Data section start

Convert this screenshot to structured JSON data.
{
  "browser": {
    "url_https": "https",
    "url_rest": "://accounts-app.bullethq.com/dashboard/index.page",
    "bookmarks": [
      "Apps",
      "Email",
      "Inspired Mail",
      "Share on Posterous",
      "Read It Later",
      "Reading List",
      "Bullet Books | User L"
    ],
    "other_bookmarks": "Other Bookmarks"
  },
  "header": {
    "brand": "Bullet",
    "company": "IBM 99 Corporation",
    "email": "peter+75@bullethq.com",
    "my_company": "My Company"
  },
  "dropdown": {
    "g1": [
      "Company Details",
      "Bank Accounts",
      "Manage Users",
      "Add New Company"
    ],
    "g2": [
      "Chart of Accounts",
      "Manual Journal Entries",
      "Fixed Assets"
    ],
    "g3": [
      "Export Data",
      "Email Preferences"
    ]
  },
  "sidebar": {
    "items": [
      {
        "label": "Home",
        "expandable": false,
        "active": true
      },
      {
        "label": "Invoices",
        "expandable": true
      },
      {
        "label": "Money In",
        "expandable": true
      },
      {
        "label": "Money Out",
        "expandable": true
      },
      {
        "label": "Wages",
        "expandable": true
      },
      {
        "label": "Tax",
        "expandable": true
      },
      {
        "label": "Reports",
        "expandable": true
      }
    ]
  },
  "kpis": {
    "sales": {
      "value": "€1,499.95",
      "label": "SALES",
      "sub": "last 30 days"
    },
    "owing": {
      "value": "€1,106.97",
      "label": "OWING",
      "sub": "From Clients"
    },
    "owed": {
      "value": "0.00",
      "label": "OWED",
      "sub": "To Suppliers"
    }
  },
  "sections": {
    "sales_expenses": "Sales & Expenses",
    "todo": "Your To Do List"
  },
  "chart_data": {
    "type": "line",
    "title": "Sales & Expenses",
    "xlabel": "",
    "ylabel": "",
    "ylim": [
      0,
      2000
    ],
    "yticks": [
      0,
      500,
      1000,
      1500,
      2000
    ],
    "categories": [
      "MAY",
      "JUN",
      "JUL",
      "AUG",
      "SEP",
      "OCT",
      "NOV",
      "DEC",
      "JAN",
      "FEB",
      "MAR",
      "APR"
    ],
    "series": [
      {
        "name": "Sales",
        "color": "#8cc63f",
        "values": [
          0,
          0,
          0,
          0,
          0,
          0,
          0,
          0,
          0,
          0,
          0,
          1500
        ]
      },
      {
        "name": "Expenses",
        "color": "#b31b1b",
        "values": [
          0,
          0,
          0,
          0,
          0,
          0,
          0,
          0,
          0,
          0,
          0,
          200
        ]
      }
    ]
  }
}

Data section end

Problem to solve: Select, from the listing, all lines that include the word "bullethq".

Written response:
    "url_rest": "://accounts-app.bullethq.com/dashboard/index.page",
    "email": "peter+75@bullethq.com",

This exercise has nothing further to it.